> **EXERCISE DIRECTIONS**: Figure out how many lines of the material below contain the word "this". Answer with the number only.

> **INPUT ROWS**:
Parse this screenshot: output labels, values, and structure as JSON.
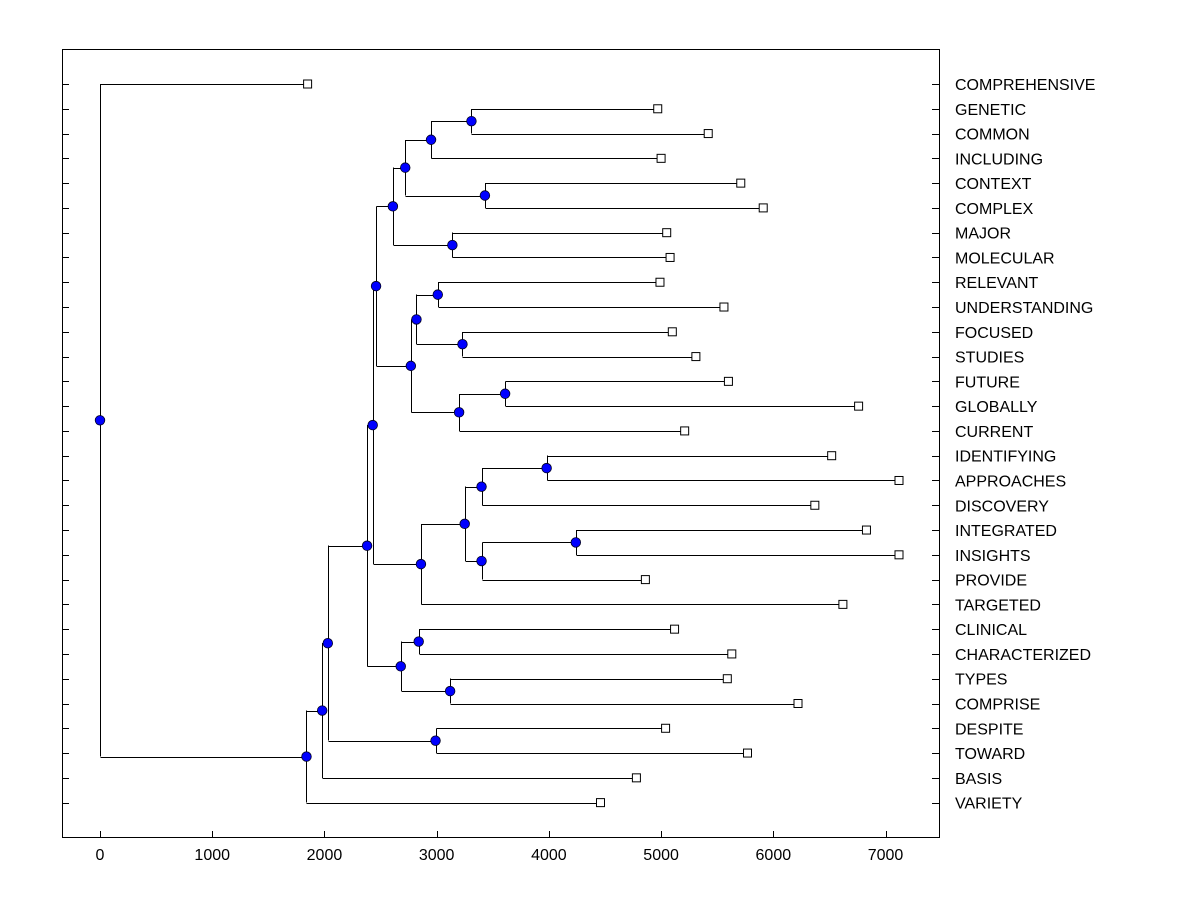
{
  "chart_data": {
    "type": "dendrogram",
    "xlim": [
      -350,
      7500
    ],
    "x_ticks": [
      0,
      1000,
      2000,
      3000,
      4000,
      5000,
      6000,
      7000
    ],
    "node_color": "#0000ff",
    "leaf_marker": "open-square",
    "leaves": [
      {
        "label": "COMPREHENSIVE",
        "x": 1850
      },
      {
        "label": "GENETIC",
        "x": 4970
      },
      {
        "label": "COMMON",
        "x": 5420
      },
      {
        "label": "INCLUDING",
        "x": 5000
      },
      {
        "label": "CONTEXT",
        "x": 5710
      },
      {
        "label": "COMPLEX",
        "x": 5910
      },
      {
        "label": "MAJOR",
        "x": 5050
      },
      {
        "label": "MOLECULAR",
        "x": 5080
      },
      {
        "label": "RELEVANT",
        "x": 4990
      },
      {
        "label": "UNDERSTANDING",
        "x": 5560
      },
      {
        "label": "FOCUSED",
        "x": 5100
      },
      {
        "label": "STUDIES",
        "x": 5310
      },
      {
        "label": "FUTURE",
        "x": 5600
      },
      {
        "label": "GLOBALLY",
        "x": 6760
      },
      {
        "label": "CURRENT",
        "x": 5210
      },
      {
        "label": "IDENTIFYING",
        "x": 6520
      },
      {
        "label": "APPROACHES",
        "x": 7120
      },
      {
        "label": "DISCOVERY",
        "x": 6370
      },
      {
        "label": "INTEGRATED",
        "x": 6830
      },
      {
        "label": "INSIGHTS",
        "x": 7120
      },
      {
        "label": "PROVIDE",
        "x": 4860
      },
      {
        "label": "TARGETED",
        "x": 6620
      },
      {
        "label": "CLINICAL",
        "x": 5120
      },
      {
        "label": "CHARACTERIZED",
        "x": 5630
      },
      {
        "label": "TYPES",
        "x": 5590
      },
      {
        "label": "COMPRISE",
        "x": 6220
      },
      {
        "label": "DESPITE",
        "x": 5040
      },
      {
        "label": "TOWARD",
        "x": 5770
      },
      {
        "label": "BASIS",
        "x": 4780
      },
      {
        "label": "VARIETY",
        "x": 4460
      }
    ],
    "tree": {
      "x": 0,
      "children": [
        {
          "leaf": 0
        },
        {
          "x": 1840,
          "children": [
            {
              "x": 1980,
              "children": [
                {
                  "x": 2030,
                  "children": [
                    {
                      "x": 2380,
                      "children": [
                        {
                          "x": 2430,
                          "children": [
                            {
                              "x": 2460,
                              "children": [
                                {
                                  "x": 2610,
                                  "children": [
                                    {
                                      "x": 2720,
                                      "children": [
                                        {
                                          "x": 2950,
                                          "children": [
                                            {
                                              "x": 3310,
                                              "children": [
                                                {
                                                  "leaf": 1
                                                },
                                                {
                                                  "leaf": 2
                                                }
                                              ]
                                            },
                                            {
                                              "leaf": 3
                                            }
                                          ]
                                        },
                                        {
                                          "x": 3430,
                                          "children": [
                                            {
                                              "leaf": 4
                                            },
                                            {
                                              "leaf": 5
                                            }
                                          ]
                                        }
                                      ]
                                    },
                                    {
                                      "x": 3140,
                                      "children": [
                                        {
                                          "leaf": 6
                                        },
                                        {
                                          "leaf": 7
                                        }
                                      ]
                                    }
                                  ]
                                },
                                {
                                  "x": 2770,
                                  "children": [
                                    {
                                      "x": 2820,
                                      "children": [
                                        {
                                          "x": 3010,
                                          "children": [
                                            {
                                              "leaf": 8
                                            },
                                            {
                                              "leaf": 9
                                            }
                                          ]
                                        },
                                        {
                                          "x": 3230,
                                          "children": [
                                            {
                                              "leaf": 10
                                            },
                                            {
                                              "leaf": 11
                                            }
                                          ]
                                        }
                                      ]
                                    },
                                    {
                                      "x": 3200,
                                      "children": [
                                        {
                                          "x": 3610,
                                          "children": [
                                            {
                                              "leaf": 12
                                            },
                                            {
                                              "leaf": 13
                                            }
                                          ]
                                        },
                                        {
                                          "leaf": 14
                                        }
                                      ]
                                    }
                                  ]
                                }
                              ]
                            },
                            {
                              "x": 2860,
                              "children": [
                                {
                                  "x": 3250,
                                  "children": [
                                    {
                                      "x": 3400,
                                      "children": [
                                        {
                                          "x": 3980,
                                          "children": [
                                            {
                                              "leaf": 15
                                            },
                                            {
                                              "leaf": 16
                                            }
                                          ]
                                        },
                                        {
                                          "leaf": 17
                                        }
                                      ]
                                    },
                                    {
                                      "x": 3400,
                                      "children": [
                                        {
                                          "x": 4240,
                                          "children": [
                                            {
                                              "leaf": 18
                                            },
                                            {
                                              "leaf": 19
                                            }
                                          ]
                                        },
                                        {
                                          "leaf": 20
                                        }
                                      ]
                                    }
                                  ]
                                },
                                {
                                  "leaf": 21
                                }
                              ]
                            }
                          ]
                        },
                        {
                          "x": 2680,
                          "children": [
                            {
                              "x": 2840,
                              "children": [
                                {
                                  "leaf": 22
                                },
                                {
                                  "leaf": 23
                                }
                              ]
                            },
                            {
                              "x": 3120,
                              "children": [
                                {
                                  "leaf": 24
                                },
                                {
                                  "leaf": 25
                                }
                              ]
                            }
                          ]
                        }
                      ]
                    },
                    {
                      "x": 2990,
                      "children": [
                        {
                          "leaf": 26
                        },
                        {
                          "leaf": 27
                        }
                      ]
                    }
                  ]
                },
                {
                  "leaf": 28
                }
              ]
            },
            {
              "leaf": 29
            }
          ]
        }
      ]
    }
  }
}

---

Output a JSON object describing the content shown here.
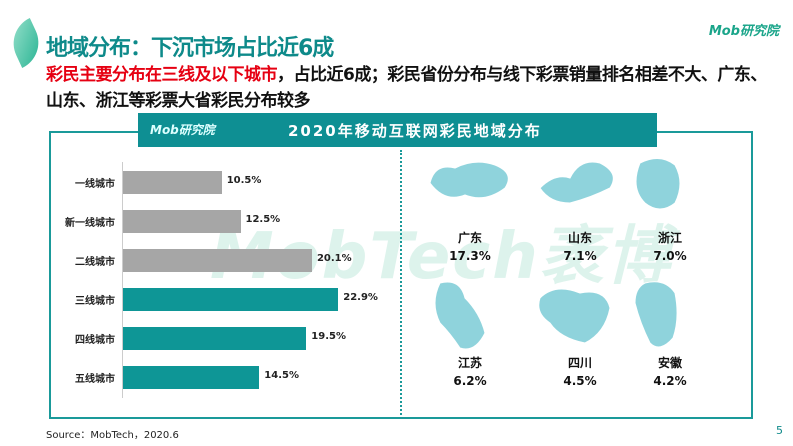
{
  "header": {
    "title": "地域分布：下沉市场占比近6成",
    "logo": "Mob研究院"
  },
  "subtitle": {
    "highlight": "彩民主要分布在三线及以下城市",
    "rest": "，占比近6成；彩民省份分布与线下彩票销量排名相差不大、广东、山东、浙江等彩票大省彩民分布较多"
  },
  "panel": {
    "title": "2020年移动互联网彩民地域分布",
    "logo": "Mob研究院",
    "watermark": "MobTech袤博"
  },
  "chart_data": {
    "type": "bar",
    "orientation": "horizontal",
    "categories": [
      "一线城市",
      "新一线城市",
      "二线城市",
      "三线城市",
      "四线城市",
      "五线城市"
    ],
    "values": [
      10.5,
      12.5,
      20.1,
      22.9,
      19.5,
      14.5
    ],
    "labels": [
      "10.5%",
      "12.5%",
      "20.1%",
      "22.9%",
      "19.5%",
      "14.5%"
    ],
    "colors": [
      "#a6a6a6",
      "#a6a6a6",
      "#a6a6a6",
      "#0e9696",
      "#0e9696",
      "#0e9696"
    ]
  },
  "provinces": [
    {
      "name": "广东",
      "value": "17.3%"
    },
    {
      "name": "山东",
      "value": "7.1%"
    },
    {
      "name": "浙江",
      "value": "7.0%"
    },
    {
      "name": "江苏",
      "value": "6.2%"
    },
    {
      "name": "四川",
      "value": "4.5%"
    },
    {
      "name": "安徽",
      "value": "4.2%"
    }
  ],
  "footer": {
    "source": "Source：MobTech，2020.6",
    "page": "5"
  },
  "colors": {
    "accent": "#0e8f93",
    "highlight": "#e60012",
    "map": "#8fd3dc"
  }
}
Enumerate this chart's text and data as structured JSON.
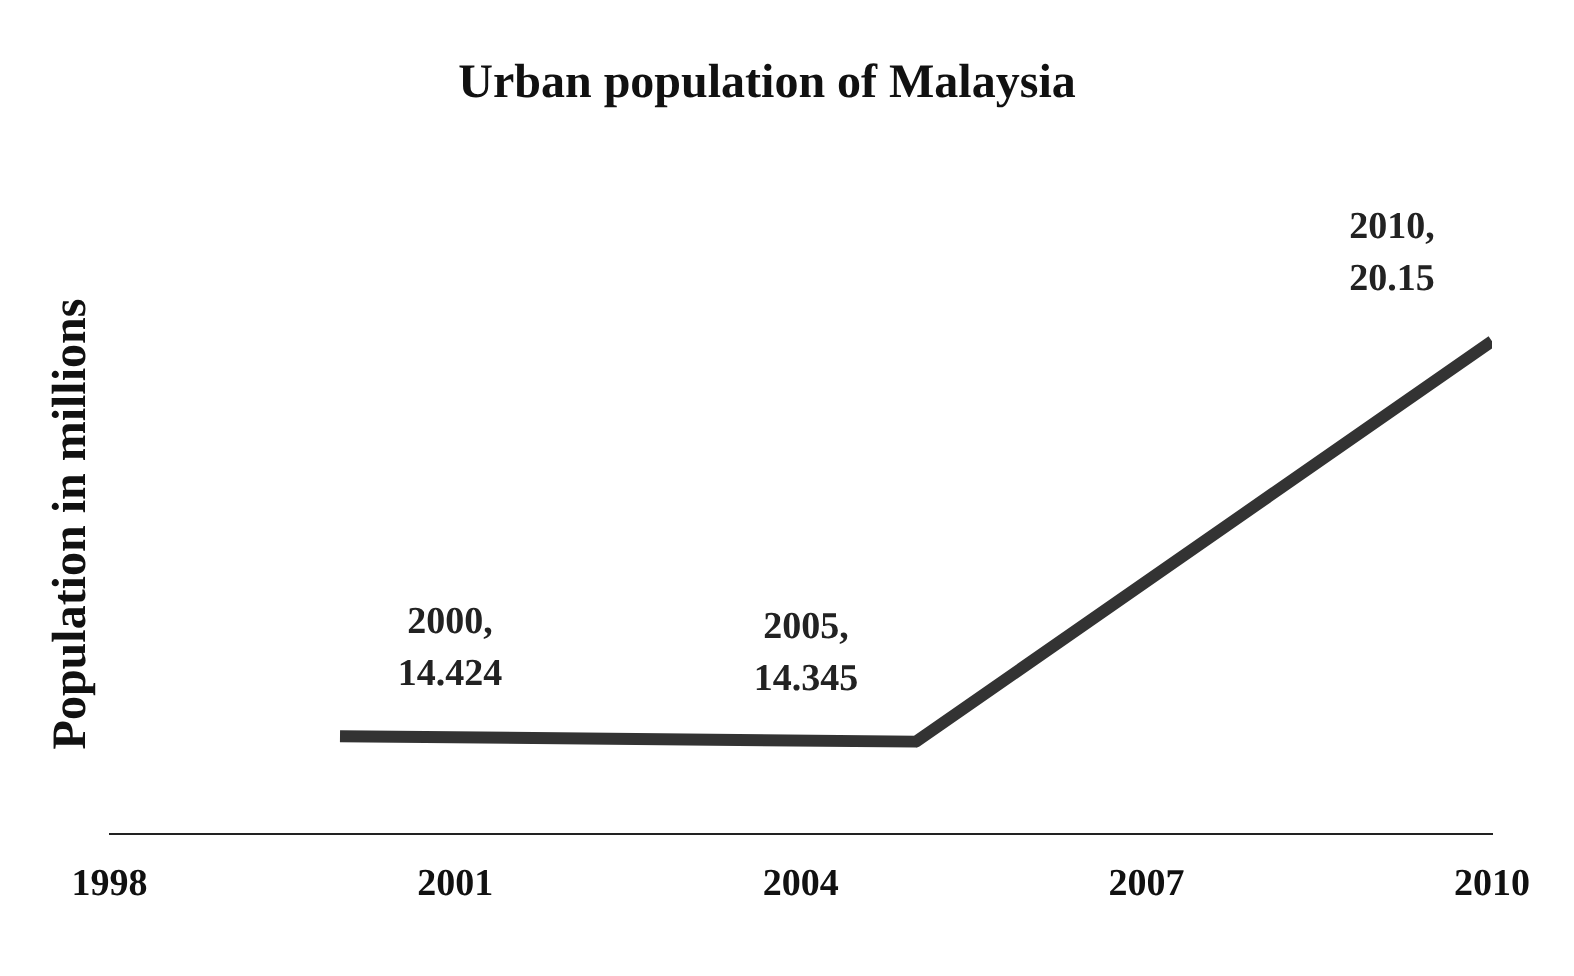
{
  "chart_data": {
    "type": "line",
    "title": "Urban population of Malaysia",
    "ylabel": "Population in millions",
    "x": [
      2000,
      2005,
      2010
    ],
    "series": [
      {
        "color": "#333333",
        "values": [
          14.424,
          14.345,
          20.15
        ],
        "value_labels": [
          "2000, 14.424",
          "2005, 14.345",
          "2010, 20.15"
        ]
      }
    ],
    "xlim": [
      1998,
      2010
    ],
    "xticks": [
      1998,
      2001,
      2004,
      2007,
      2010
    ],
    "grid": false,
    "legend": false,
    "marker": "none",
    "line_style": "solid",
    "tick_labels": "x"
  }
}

> **SOLUTION TO THE EXERCISE**: 2